┌─ Material
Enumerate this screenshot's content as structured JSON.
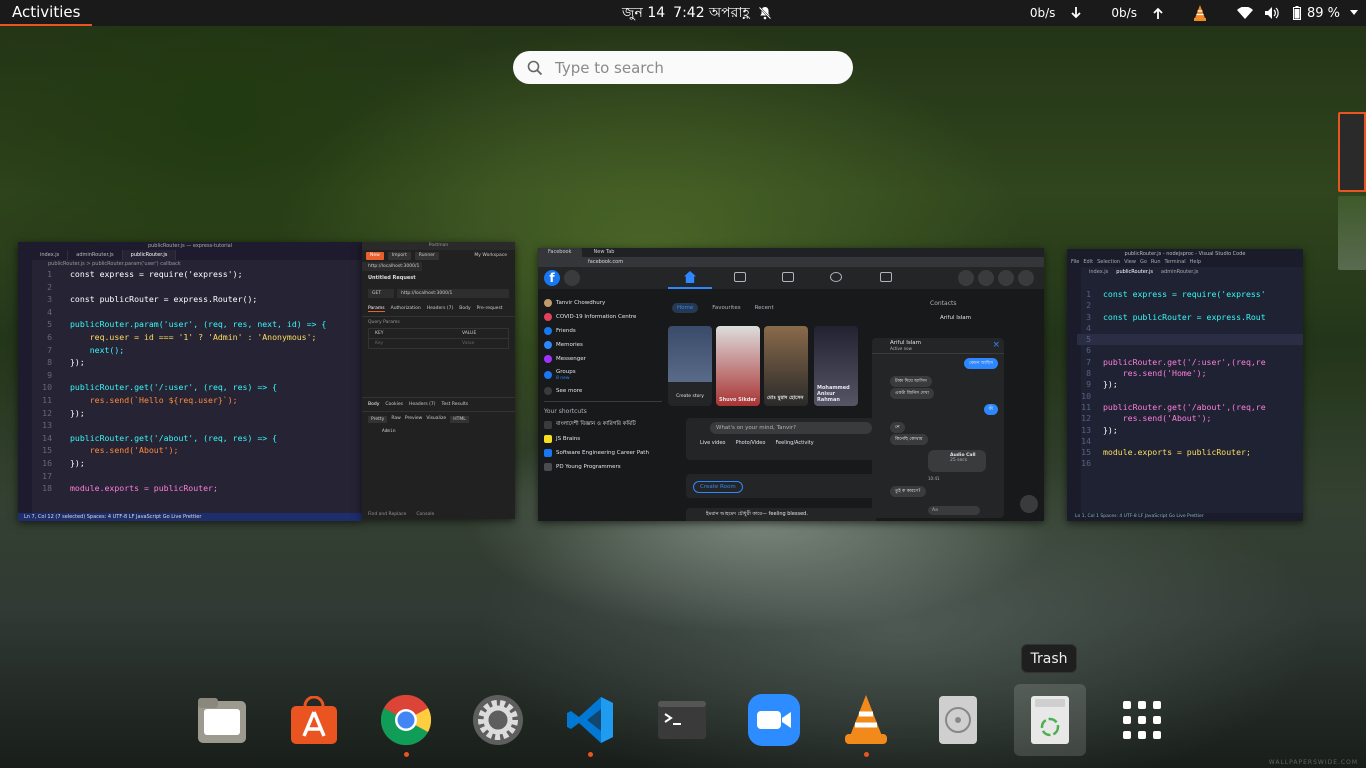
{
  "topbar": {
    "activities": "Activities",
    "date": "জুন 14",
    "time": "7:42 অপরাহ্ণ",
    "net_down": "0b/s",
    "net_up": "0b/s",
    "battery": "89 %"
  },
  "search": {
    "placeholder": "Type to search"
  },
  "windows": {
    "vscode_left": {
      "title": "publicRouter.js — express-tutorial",
      "tabs": [
        "index.js",
        "adminRouter.js",
        "publicRouter.js"
      ],
      "breadcrumb": "publicRouter.js > publicRouter.param('user') callback",
      "code": [
        {
          "n": "1",
          "text": "const express = require('express');"
        },
        {
          "n": "2",
          "text": ""
        },
        {
          "n": "3",
          "text": "const publicRouter = express.Router();"
        },
        {
          "n": "4",
          "text": ""
        },
        {
          "n": "5",
          "text": "publicRouter.param('user', (req, res, next, id) => {"
        },
        {
          "n": "6",
          "text": "    req.user = id === '1' ? 'Admin' : 'Anonymous';"
        },
        {
          "n": "7",
          "text": "    next();"
        },
        {
          "n": "8",
          "text": "});"
        },
        {
          "n": "9",
          "text": ""
        },
        {
          "n": "10",
          "text": "publicRouter.get('/:user', (req, res) => {"
        },
        {
          "n": "11",
          "text": "    res.send(`Hello ${req.user}`);"
        },
        {
          "n": "12",
          "text": "});"
        },
        {
          "n": "13",
          "text": ""
        },
        {
          "n": "14",
          "text": "publicRouter.get('/about', (req, res) => {"
        },
        {
          "n": "15",
          "text": "    res.send('About');"
        },
        {
          "n": "16",
          "text": "});"
        },
        {
          "n": "17",
          "text": ""
        },
        {
          "n": "18",
          "text": "module.exports = publicRouter;"
        }
      ],
      "status": "Ln 7, Col 12 (7 selected)   Spaces: 4   UTF-8   LF   JavaScript   Go Live   Prettier"
    },
    "postman": {
      "title": "Postman",
      "new_label": "New",
      "import_label": "Import",
      "runner_label": "Runner",
      "workspace": "My Workspace",
      "tab_url": "http://localhost:3000/1",
      "request_title": "Untitled Request",
      "method": "GET",
      "url": "http://localhost:3000/1",
      "req_tabs": [
        "Params",
        "Authorization",
        "Headers (7)",
        "Body",
        "Pre-request"
      ],
      "query_params": "Query Params",
      "key_col": "KEY",
      "value_col": "VALUE",
      "key_ph": "Key",
      "value_ph": "Value",
      "resp_tabs": [
        "Body",
        "Cookies",
        "Headers (7)",
        "Test Results"
      ],
      "view_tabs": [
        "Pretty",
        "Raw",
        "Preview",
        "Visualize",
        "HTML"
      ],
      "resp_body": "Admin",
      "footer": [
        "Find and Replace",
        "Console"
      ]
    },
    "chrome_facebook": {
      "tabs": [
        "Facebook",
        "New Tab"
      ],
      "url": "facebook.com",
      "left_items": [
        "Tanvir Chowdhury",
        "COVID-19 Information Centre",
        "Friends",
        "Memories",
        "Messenger",
        "Groups",
        "See more"
      ],
      "groups_sub": "8 new",
      "shortcuts_title": "Your shortcuts",
      "shortcuts": [
        "বাংলাদেশী বিজ্ঞান ও কারিগরি কমিটি",
        "JS Brains",
        "Software Engineering Career Path",
        "PD Young Programmers"
      ],
      "feed_tabs": [
        "Home",
        "Favourites",
        "Recent"
      ],
      "create_story": "Create story",
      "stories": [
        "Shuvo Sikder",
        "মোঃ মুরাদ হোসেন",
        "Mohammed Anisur Rahman"
      ],
      "post_placeholder": "What's on your mind, Tanvir?",
      "post_actions": [
        "Live video",
        "Photo/Video",
        "Feeling/Activity"
      ],
      "create_room": "Create Room",
      "post_snippet": "ইমরান আহমেদ চৌধুরী কারে— feeling blessed.",
      "contacts_title": "Contacts",
      "contact1": "Ariful Islam",
      "chat_name": "Ariful Islam",
      "chat_status": "Active now",
      "chat_messages": [
        "কেমন আছিস",
        "টাকা দিয়ে আসিস",
        "একটা জিনিস দেখা",
        "কী",
        "নে",
        "কিনেছি কোথায়",
        "Audio Call",
        "25 secs",
        "তুই ক কারণে?"
      ],
      "chat_time": "10:41",
      "chat_input": "Aa"
    },
    "vscode_right": {
      "title": "publicRouter.js - nodejsproc - Visual Studio Code",
      "menu": [
        "File",
        "Edit",
        "Selection",
        "View",
        "Go",
        "Run",
        "Terminal",
        "Help"
      ],
      "tabs": [
        "index.js",
        "publicRouter.js",
        "adminRouter.js"
      ],
      "code": [
        {
          "n": "1",
          "text": "const express = require('express'"
        },
        {
          "n": "2",
          "text": ""
        },
        {
          "n": "3",
          "text": "const publicRouter = express.Rout"
        },
        {
          "n": "4",
          "text": ""
        },
        {
          "n": "5",
          "text": ""
        },
        {
          "n": "6",
          "text": ""
        },
        {
          "n": "7",
          "text": "publicRouter.get('/:user',(req,re"
        },
        {
          "n": "8",
          "text": "    res.send('Home');"
        },
        {
          "n": "9",
          "text": "});"
        },
        {
          "n": "10",
          "text": ""
        },
        {
          "n": "11",
          "text": "publicRouter.get('/about',(req,re"
        },
        {
          "n": "12",
          "text": "    res.send('About');"
        },
        {
          "n": "13",
          "text": "});"
        },
        {
          "n": "14",
          "text": ""
        },
        {
          "n": "15",
          "text": "module.exports = publicRouter;"
        },
        {
          "n": "16",
          "text": ""
        }
      ],
      "status": "Ln 1, Col 1   Spaces: 4   UTF-8   LF   JavaScript   Go Live   Prettier"
    }
  },
  "tooltip": "Trash",
  "dock": [
    {
      "name": "Files",
      "icon": "files-icon",
      "running": false
    },
    {
      "name": "Ubuntu Software",
      "icon": "software-icon",
      "running": false
    },
    {
      "name": "Google Chrome",
      "icon": "chrome-icon",
      "running": true
    },
    {
      "name": "Settings",
      "icon": "settings-icon",
      "running": false
    },
    {
      "name": "Visual Studio Code",
      "icon": "vscode-icon",
      "running": true
    },
    {
      "name": "Terminal",
      "icon": "terminal-icon",
      "running": false
    },
    {
      "name": "Zoom",
      "icon": "zoom-icon",
      "running": false
    },
    {
      "name": "VLC",
      "icon": "vlc-icon",
      "running": true
    },
    {
      "name": "Disk",
      "icon": "disk-icon",
      "running": false
    },
    {
      "name": "Trash",
      "icon": "trash-icon",
      "running": false
    },
    {
      "name": "Show Applications",
      "icon": "app-grid-icon",
      "running": false
    }
  ],
  "watermark": "WALLPAPERSWIDE.COM",
  "colors": {
    "accent": "#e95420",
    "topbar": "#1a1a1a"
  }
}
└─
- [Task]: Set each line of the records down exactly, leaving every picture out.

- [In response]:
Enumerate this screenshot's content as structured JSON.
{
  "topbar": {
    "activities": "Activities",
    "date": "জুন 14",
    "time": "7:42 অপরাহ্ণ",
    "net_down": "0b/s",
    "net_up": "0b/s",
    "battery": "89 %"
  },
  "search": {
    "placeholder": "Type to search"
  },
  "windows": {
    "vscode_left": {
      "title": "publicRouter.js — express-tutorial",
      "tabs": [
        "index.js",
        "adminRouter.js",
        "publicRouter.js"
      ],
      "breadcrumb": "publicRouter.js > publicRouter.param('user') callback",
      "code": [
        {
          "n": "1",
          "text": "const express = require('express');"
        },
        {
          "n": "2",
          "text": ""
        },
        {
          "n": "3",
          "text": "const publicRouter = express.Router();"
        },
        {
          "n": "4",
          "text": ""
        },
        {
          "n": "5",
          "text": "publicRouter.param('user', (req, res, next, id) => {"
        },
        {
          "n": "6",
          "text": "    req.user = id === '1' ? 'Admin' : 'Anonymous';"
        },
        {
          "n": "7",
          "text": "    next();"
        },
        {
          "n": "8",
          "text": "});"
        },
        {
          "n": "9",
          "text": ""
        },
        {
          "n": "10",
          "text": "publicRouter.get('/:user', (req, res) => {"
        },
        {
          "n": "11",
          "text": "    res.send(`Hello ${req.user}`);"
        },
        {
          "n": "12",
          "text": "});"
        },
        {
          "n": "13",
          "text": ""
        },
        {
          "n": "14",
          "text": "publicRouter.get('/about', (req, res) => {"
        },
        {
          "n": "15",
          "text": "    res.send('About');"
        },
        {
          "n": "16",
          "text": "});"
        },
        {
          "n": "17",
          "text": ""
        },
        {
          "n": "18",
          "text": "module.exports = publicRouter;"
        }
      ],
      "status": "Ln 7, Col 12 (7 selected)   Spaces: 4   UTF-8   LF   JavaScript   Go Live   Prettier"
    },
    "postman": {
      "title": "Postman",
      "new_label": "New",
      "import_label": "Import",
      "runner_label": "Runner",
      "workspace": "My Workspace",
      "tab_url": "http://localhost:3000/1",
      "request_title": "Untitled Request",
      "method": "GET",
      "url": "http://localhost:3000/1",
      "req_tabs": [
        "Params",
        "Authorization",
        "Headers (7)",
        "Body",
        "Pre-request"
      ],
      "query_params": "Query Params",
      "key_col": "KEY",
      "value_col": "VALUE",
      "key_ph": "Key",
      "value_ph": "Value",
      "resp_tabs": [
        "Body",
        "Cookies",
        "Headers (7)",
        "Test Results"
      ],
      "view_tabs": [
        "Pretty",
        "Raw",
        "Preview",
        "Visualize",
        "HTML"
      ],
      "resp_body": "Admin",
      "footer": [
        "Find and Replace",
        "Console"
      ]
    },
    "chrome_facebook": {
      "tabs": [
        "Facebook",
        "New Tab"
      ],
      "url": "facebook.com",
      "left_items": [
        "Tanvir Chowdhury",
        "COVID-19 Information Centre",
        "Friends",
        "Memories",
        "Messenger",
        "Groups",
        "See more"
      ],
      "groups_sub": "8 new",
      "shortcuts_title": "Your shortcuts",
      "shortcuts": [
        "বাংলাদেশী বিজ্ঞান ও কারিগরি কমিটি",
        "JS Brains",
        "Software Engineering Career Path",
        "PD Young Programmers"
      ],
      "feed_tabs": [
        "Home",
        "Favourites",
        "Recent"
      ],
      "create_story": "Create story",
      "stories": [
        "Shuvo Sikder",
        "মোঃ মুরাদ হোসেন",
        "Mohammed Anisur Rahman"
      ],
      "post_placeholder": "What's on your mind, Tanvir?",
      "post_actions": [
        "Live video",
        "Photo/Video",
        "Feeling/Activity"
      ],
      "create_room": "Create Room",
      "post_snippet": "ইমরান আহমেদ চৌধুরী কারে— feeling blessed.",
      "contacts_title": "Contacts",
      "contact1": "Ariful Islam",
      "chat_name": "Ariful Islam",
      "chat_status": "Active now",
      "chat_messages": [
        "কেমন আছিস",
        "টাকা দিয়ে আসিস",
        "একটা জিনিস দেখা",
        "কী",
        "নে",
        "কিনেছি কোথায়",
        "Audio Call",
        "25 secs",
        "তুই ক কারণে?"
      ],
      "chat_time": "10:41",
      "chat_input": "Aa"
    },
    "vscode_right": {
      "title": "publicRouter.js - nodejsproc - Visual Studio Code",
      "menu": [
        "File",
        "Edit",
        "Selection",
        "View",
        "Go",
        "Run",
        "Terminal",
        "Help"
      ],
      "tabs": [
        "index.js",
        "publicRouter.js",
        "adminRouter.js"
      ],
      "code": [
        {
          "n": "1",
          "text": "const express = require('express'"
        },
        {
          "n": "2",
          "text": ""
        },
        {
          "n": "3",
          "text": "const publicRouter = express.Rout"
        },
        {
          "n": "4",
          "text": ""
        },
        {
          "n": "5",
          "text": ""
        },
        {
          "n": "6",
          "text": ""
        },
        {
          "n": "7",
          "text": "publicRouter.get('/:user',(req,re"
        },
        {
          "n": "8",
          "text": "    res.send('Home');"
        },
        {
          "n": "9",
          "text": "});"
        },
        {
          "n": "10",
          "text": ""
        },
        {
          "n": "11",
          "text": "publicRouter.get('/about',(req,re"
        },
        {
          "n": "12",
          "text": "    res.send('About');"
        },
        {
          "n": "13",
          "text": "});"
        },
        {
          "n": "14",
          "text": ""
        },
        {
          "n": "15",
          "text": "module.exports = publicRouter;"
        },
        {
          "n": "16",
          "text": ""
        }
      ],
      "status": "Ln 1, Col 1   Spaces: 4   UTF-8   LF   JavaScript   Go Live   Prettier"
    }
  },
  "tooltip": "Trash",
  "dock": [
    {
      "name": "Files",
      "icon": "files-icon",
      "running": false
    },
    {
      "name": "Ubuntu Software",
      "icon": "software-icon",
      "running": false
    },
    {
      "name": "Google Chrome",
      "icon": "chrome-icon",
      "running": true
    },
    {
      "name": "Settings",
      "icon": "settings-icon",
      "running": false
    },
    {
      "name": "Visual Studio Code",
      "icon": "vscode-icon",
      "running": true
    },
    {
      "name": "Terminal",
      "icon": "terminal-icon",
      "running": false
    },
    {
      "name": "Zoom",
      "icon": "zoom-icon",
      "running": false
    },
    {
      "name": "VLC",
      "icon": "vlc-icon",
      "running": true
    },
    {
      "name": "Disk",
      "icon": "disk-icon",
      "running": false
    },
    {
      "name": "Trash",
      "icon": "trash-icon",
      "running": false
    },
    {
      "name": "Show Applications",
      "icon": "app-grid-icon",
      "running": false
    }
  ],
  "watermark": "WALLPAPERSWIDE.COM",
  "colors": {
    "accent": "#e95420",
    "topbar": "#1a1a1a"
  }
}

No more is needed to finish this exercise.